◆ **Problem details**
Every record that follows must be duplicated exactly, with images left out.

:: Data for this task

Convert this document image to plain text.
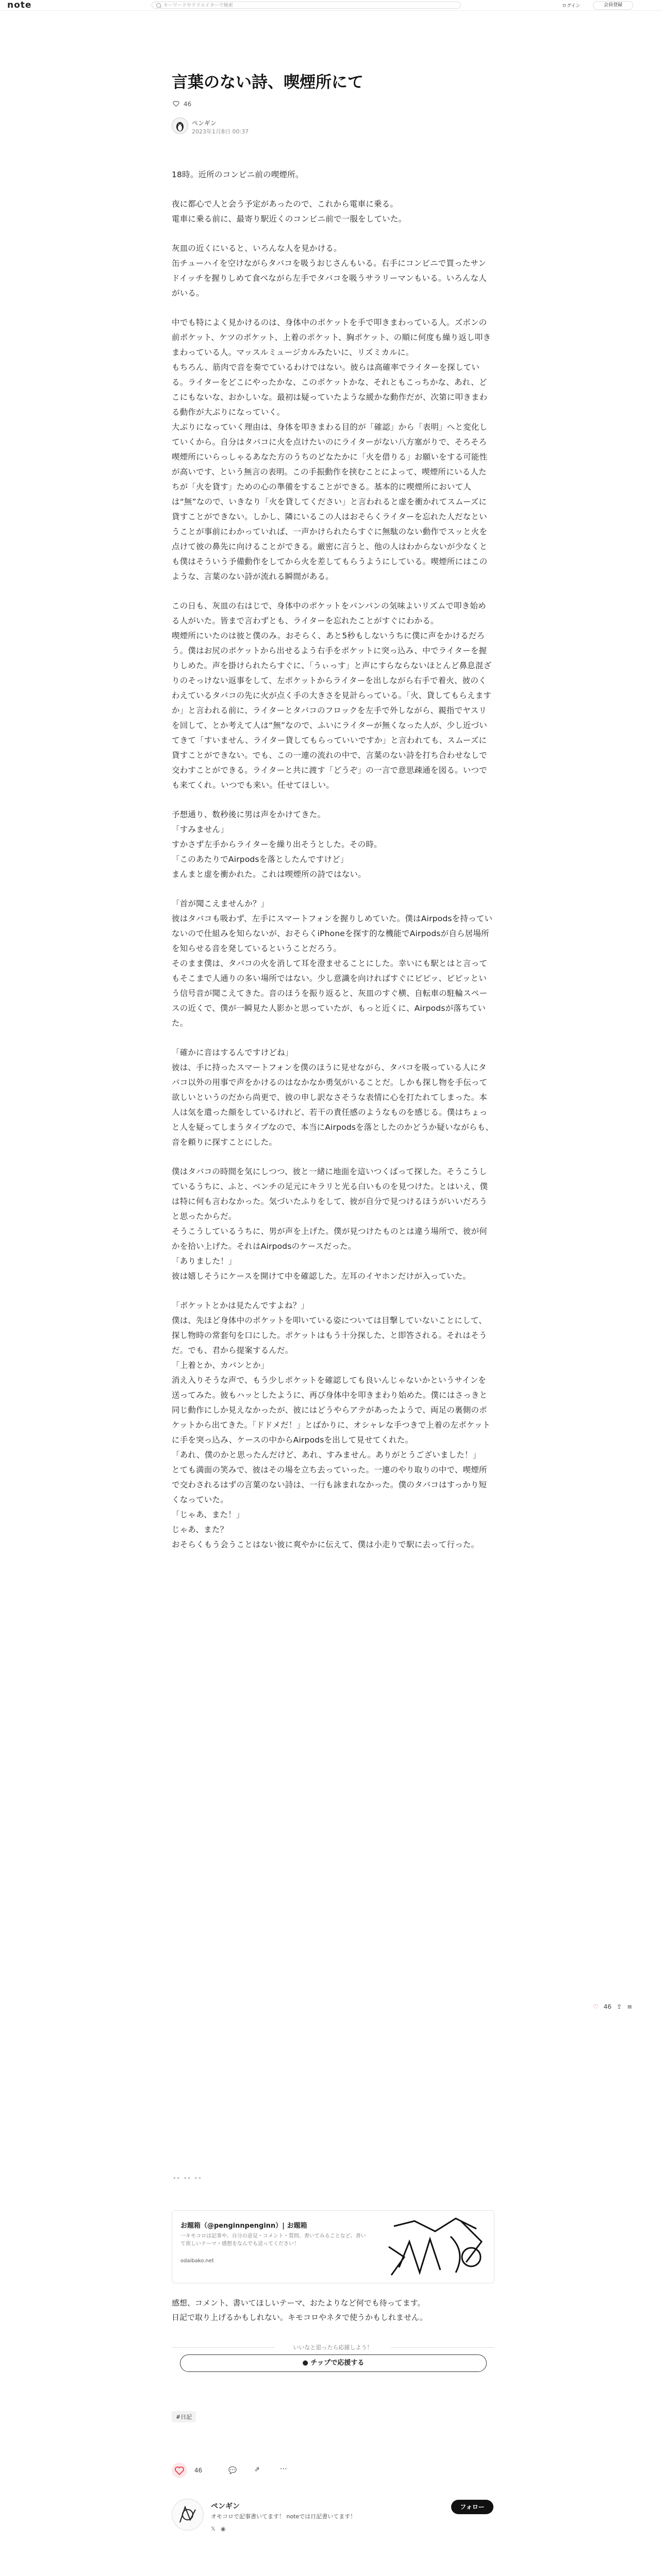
note	キーワードやクリエイターで検索	ログイン	会員登録
言葉のない詩、喫煙所にて
46
ペンギン
2023年1月8日 00:37

18時。近所のコンビニ前の喫煙所。

夜に都心で人と会う予定があったので、これから電車に乗る。
電車に乗る前に、最寄り駅近くのコンビニ前で一服をしていた。

灰皿の近くにいると、いろんな人を見かける。
缶チューハイを空けながらタバコを吸うおじさんもいる。右手にコンビニで買ったサンドイッチを握りしめて食べながら左手でタバコを吸うサラリーマンもいる。いろんな人がいる。

中でも特によく見かけるのは、身体中のポケットを手で叩きまわっている人。ズボンの前ポケット、ケツのポケット、上着のポケット、胸ポケット、の順に何度も繰り返し叩きまわっている人。マッスルミュージカルみたいに、リズミカルに。
もちろん、筋肉で音を奏でているわけではない。彼らは高確率でライターを探している。ライターをどこにやったかな、このポケットかな、それともこっちかな、あれ、どこにもないな、おかしいな。最初は疑っていたような緩かな動作だが、次第に叩きまわる動作が大ぶりになっていく。
大ぶりになっていく理由は、身体を叩きまわる目的が「確認」から「表明」へと変化していくから。自分はタバコに火を点けたいのにライターがない八方塞がりで、そろそろ喫煙所にいらっしゃるあなた方のうちのどなたかに「火を借りる」お願いをする可能性が高いです、という無言の表明。この手振動作を挟むことによって、喫煙所にいる人たちが「火を貸す」ための心の準備をすることができる。基本的に喫煙所において人は“無”なので、いきなり「火を貸してください」と言われると虚を衝かれてスムーズに貸すことができない。しかし、隣にいるこの人はおそらくライターを忘れた人だなということが事前にわかっていれば、一声かけられたらすぐに無駄のない動作でスッと火を点けて彼の鼻先に向けることができる。厳密に言うと、他の人はわからないが少なくとも僕はそういう予備動作をしてから火を差してもらうようにしている。喫煙所にはこのような、言葉のない詩が流れる瞬間がある。

この日も、灰皿の右はじで、身体中のポケットをパンパンの気味よいリズムで叩き始める人がいた。皆まで言わずとも、ライターを忘れたことがすぐにわかる。
喫煙所にいたのは彼と僕のみ。おそらく、あと5秒もしないうちに僕に声をかけるだろう。僕はお尻のポケットから出せるよう右手をポケットに突っ込み、中でライターを握りしめた。声を掛けられたらすぐに、「うぃっす」と声にすらならないほとんど鼻息混ざりのそっけない返事をして、左ポケットからライターを出しながら右手で着火、彼のくわえているタバコの先に火が点く手の大きさを見計らっている。「火、貸してもらえますか」と言われる前に、ライターとタバコのフロックを左手で外しながら、親指でヤスリを回して、とか考えて人は“無”なので、ふいにライターが無くなった人が、少し近づいてきて「すいません、ライター貸してもらっていいですか」と言われても、スムーズに貸すことができない。でも、この一連の流れの中で、言葉のない詩を打ち合わせなしで交わすことができる。ライターと共に渡す「どうぞ」の一言で意思疎通を図る。いつでも来てくれ。いつでも来い。任せてほしい。

予想通り、数秒後に男は声をかけてきた。
「すみません」
すかさず左手からライターを繰り出そうとした。その時。
「このあたりでAirpodsを落としたんですけど」
まんまと虚を衝かれた。これは喫煙所の詩ではない。

「首が聞こえませんか？」
彼はタバコも吸わず、左手にスマートフォンを握りしめていた。僕はAirpodsを持っていないので仕組みを知らないが、おそらくiPhoneを探す的な機能でAirpodsが自ら居場所を知らせる音を発しているということだろう。
そのまま僕は、タバコの火を消して耳を澄ませることにした。幸いにも駅とはと言ってもそこまで人通りの多い場所ではない。少し意識を向ければすぐにピピッ、ピピッという信号音が聞こえてきた。音のほうを振り返ると、灰皿のすぐ横、自転車の駐輪スペースの近くで、僕が一瞬見た人影かと思っていたが、もっと近くに、Airpodsが落ちていた。

「確かに音はするんですけどね」
彼は、手に持ったスマートフォンを僕のほうに見せながら、タバコを吸っている人にタバコ以外の用事で声をかけるのはなかなか勇気がいることだ。しかも探し物を手伝って欲しいというのだから尚更で、彼の申し訳なさそうな表情に心を打たれてしまった。本人は気を遣った顔をしているけれど、若干の責任感のようなものを感じる。僕はちょっと人を疑ってしまうタイプなので、本当にAirpodsを落としたのかどうか疑いながらも、音を頼りに探すことにした。

僕はタバコの時間を気にしつつ、彼と一緒に地面を這いつくばって探した。そうこうしているうちに、ふと、ベンチの足元にキラリと光る白いものを見つけた。とはいえ、僕は特に何も言わなかった。気づいたふりをして、彼が自分で見つけるほうがいいだろうと思ったからだ。
そうこうしているうちに、男が声を上げた。僕が見つけたものとは違う場所で、彼が何かを拾い上げた。それはAirpodsのケースだった。
「ありました！」
彼は嬉しそうにケースを開けて中を確認した。左耳のイヤホンだけが入っていた。

「ポケットとかは見たんですよね？」
僕は、先ほど身体中のポケットを叩いている姿については目撃していないことにして、探し物時の常套句を口にした。ポケットはもう十分探した、と即答される。それはそうだ。でも、君から提案するんだ。
「上着とか、カバンとか」
消え入りそうな声で、もう少しポケットを確認しても良いんじゃないかというサインを送ってみた。彼もハッとしたように、再び身体中を叩きまわり始めた。僕にはさっきと同じ動作にしか見えなかったが、彼にはどうやらアテがあったようで、両足の裏側のポケットから出てきた。「ドドメだ！」とばかりに、オシャレな手つきで上着の左ポケットに手を突っ込み、ケースの中からAirpodsを出して見せてくれた。
「あれ、僕のかと思ったんだけど、あれ、すみません。ありがとうございました！」
とても満面の笑みで、彼はその場を立ち去っていった。一連のやり取りの中で、喫煙所で交わされるはずの言葉のない詩は、一行も詠まれなかった。僕のタバコはすっかり短くなっていた。
「じゃあ、また！」
じゃあ、また？
おそらくもう会うことはない彼に爽やかに伝えて、僕は小走りで駅に去って行った。

♡ 46 ⇪ ≡
** ** **
お題箱（@penginnpenginn）| お題箱
一キモコロは記事や、自分の意見・コメント・質問、書いてみることなど、書いて欲しいテーマ・感想をなんでも送ってください！
odaibako.net
感想、コメント、書いてほしいテーマ、おたよりなど何でも待ってます。
日記で取り上げるかもしれない。キモコロやネタで使うかもしれません。
いいなと思ったら応援しよう！
● チップで応援する
#日記
46	💬	⇗	⋯
ペンギン
オモコロで記事書いてます！ noteでは日記書いてます！
フォロー
𝕏◉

::::

◆ **Output for this task**
Convert this document image to plain text.
note	キーワードやクリエイターで検索	ログイン	会員登録
言葉のない詩、喫煙所にて
46
ペンギン
2023年1月8日 00:37

18時。近所のコンビニ前の喫煙所。

夜に都心で人と会う予定があったので、これから電車に乗る。
電車に乗る前に、最寄り駅近くのコンビニ前で一服をしていた。

灰皿の近くにいると、いろんな人を見かける。
缶チューハイを空けながらタバコを吸うおじさんもいる。右手にコンビニで買ったサンドイッチを握りしめて食べながら左手でタバコを吸うサラリーマンもいる。いろんな人がいる。

中でも特によく見かけるのは、身体中のポケットを手で叩きまわっている人。ズボンの前ポケット、ケツのポケット、上着のポケット、胸ポケット、の順に何度も繰り返し叩きまわっている人。マッスルミュージカルみたいに、リズミカルに。
もちろん、筋肉で音を奏でているわけではない。彼らは高確率でライターを探している。ライターをどこにやったかな、このポケットかな、それともこっちかな、あれ、どこにもないな、おかしいな。最初は疑っていたような緩かな動作だが、次第に叩きまわる動作が大ぶりになっていく。
大ぶりになっていく理由は、身体を叩きまわる目的が「確認」から「表明」へと変化していくから。自分はタバコに火を点けたいのにライターがない八方塞がりで、そろそろ喫煙所にいらっしゃるあなた方のうちのどなたかに「火を借りる」お願いをする可能性が高いです、という無言の表明。この手振動作を挟むことによって、喫煙所にいる人たちが「火を貸す」ための心の準備をすることができる。基本的に喫煙所において人は“無”なので、いきなり「火を貸してください」と言われると虚を衝かれてスムーズに貸すことができない。しかし、隣にいるこの人はおそらくライターを忘れた人だなということが事前にわかっていれば、一声かけられたらすぐに無駄のない動作でスッと火を点けて彼の鼻先に向けることができる。厳密に言うと、他の人はわからないが少なくとも僕はそういう予備動作をしてから火を差してもらうようにしている。喫煙所にはこのような、言葉のない詩が流れる瞬間がある。

この日も、灰皿の右はじで、身体中のポケットをパンパンの気味よいリズムで叩き始める人がいた。皆まで言わずとも、ライターを忘れたことがすぐにわかる。
喫煙所にいたのは彼と僕のみ。おそらく、あと5秒もしないうちに僕に声をかけるだろう。僕はお尻のポケットから出せるよう右手をポケットに突っ込み、中でライターを握りしめた。声を掛けられたらすぐに、「うぃっす」と声にすらならないほとんど鼻息混ざりのそっけない返事をして、左ポケットからライターを出しながら右手で着火、彼のくわえているタバコの先に火が点く手の大きさを見計らっている。「火、貸してもらえますか」と言われる前に、ライターとタバコのフロックを左手で外しながら、親指でヤスリを回して、とか考えて人は“無”なので、ふいにライターが無くなった人が、少し近づいてきて「すいません、ライター貸してもらっていいですか」と言われても、スムーズに貸すことができない。でも、この一連の流れの中で、言葉のない詩を打ち合わせなしで交わすことができる。ライターと共に渡す「どうぞ」の一言で意思疎通を図る。いつでも来てくれ。いつでも来い。任せてほしい。

予想通り、数秒後に男は声をかけてきた。
「すみません」
すかさず左手からライターを繰り出そうとした。その時。
「このあたりでAirpodsを落としたんですけど」
まんまと虚を衝かれた。これは喫煙所の詩ではない。

「首が聞こえませんか？」
彼はタバコも吸わず、左手にスマートフォンを握りしめていた。僕はAirpodsを持っていないので仕組みを知らないが、おそらくiPhoneを探す的な機能でAirpodsが自ら居場所を知らせる音を発しているということだろう。
そのまま僕は、タバコの火を消して耳を澄ませることにした。幸いにも駅とはと言ってもそこまで人通りの多い場所ではない。少し意識を向ければすぐにピピッ、ピピッという信号音が聞こえてきた。音のほうを振り返ると、灰皿のすぐ横、自転車の駐輪スペースの近くで、僕が一瞬見た人影かと思っていたが、もっと近くに、Airpodsが落ちていた。

「確かに音はするんですけどね」
彼は、手に持ったスマートフォンを僕のほうに見せながら、タバコを吸っている人にタバコ以外の用事で声をかけるのはなかなか勇気がいることだ。しかも探し物を手伝って欲しいというのだから尚更で、彼の申し訳なさそうな表情に心を打たれてしまった。本人は気を遣った顔をしているけれど、若干の責任感のようなものを感じる。僕はちょっと人を疑ってしまうタイプなので、本当にAirpodsを落としたのかどうか疑いながらも、音を頼りに探すことにした。

僕はタバコの時間を気にしつつ、彼と一緒に地面を這いつくばって探した。そうこうしているうちに、ふと、ベンチの足元にキラリと光る白いものを見つけた。とはいえ、僕は特に何も言わなかった。気づいたふりをして、彼が自分で見つけるほうがいいだろうと思ったからだ。
そうこうしているうちに、男が声を上げた。僕が見つけたものとは違う場所で、彼が何かを拾い上げた。それはAirpodsのケースだった。
「ありました！」
彼は嬉しそうにケースを開けて中を確認した。左耳のイヤホンだけが入っていた。

「ポケットとかは見たんですよね？」
僕は、先ほど身体中のポケットを叩いている姿については目撃していないことにして、探し物時の常套句を口にした。ポケットはもう十分探した、と即答される。それはそうだ。でも、君から提案するんだ。
「上着とか、カバンとか」
消え入りそうな声で、もう少しポケットを確認しても良いんじゃないかというサインを送ってみた。彼もハッとしたように、再び身体中を叩きまわり始めた。僕にはさっきと同じ動作にしか見えなかったが、彼にはどうやらアテがあったようで、両足の裏側のポケットから出てきた。「ドドメだ！」とばかりに、オシャレな手つきで上着の左ポケットに手を突っ込み、ケースの中からAirpodsを出して見せてくれた。
「あれ、僕のかと思ったんだけど、あれ、すみません。ありがとうございました！」
とても満面の笑みで、彼はその場を立ち去っていった。一連のやり取りの中で、喫煙所で交わされるはずの言葉のない詩は、一行も詠まれなかった。僕のタバコはすっかり短くなっていた。
「じゃあ、また！」
じゃあ、また？
おそらくもう会うことはない彼に爽やかに伝えて、僕は小走りで駅に去って行った。

♡ 46 ⇪ ≡
** ** **
お題箱（@penginnpenginn）| お題箱
一キモコロは記事や、自分の意見・コメント・質問、書いてみることなど、書いて欲しいテーマ・感想をなんでも送ってください！
odaibako.net
感想、コメント、書いてほしいテーマ、おたよりなど何でも待ってます。
日記で取り上げるかもしれない。キモコロやネタで使うかもしれません。
いいなと思ったら応援しよう！
● チップで応援する
#日記
46	💬	⇗	⋯
ペンギン
オモコロで記事書いてます！ noteでは日記書いてます！
フォロー
𝕏◉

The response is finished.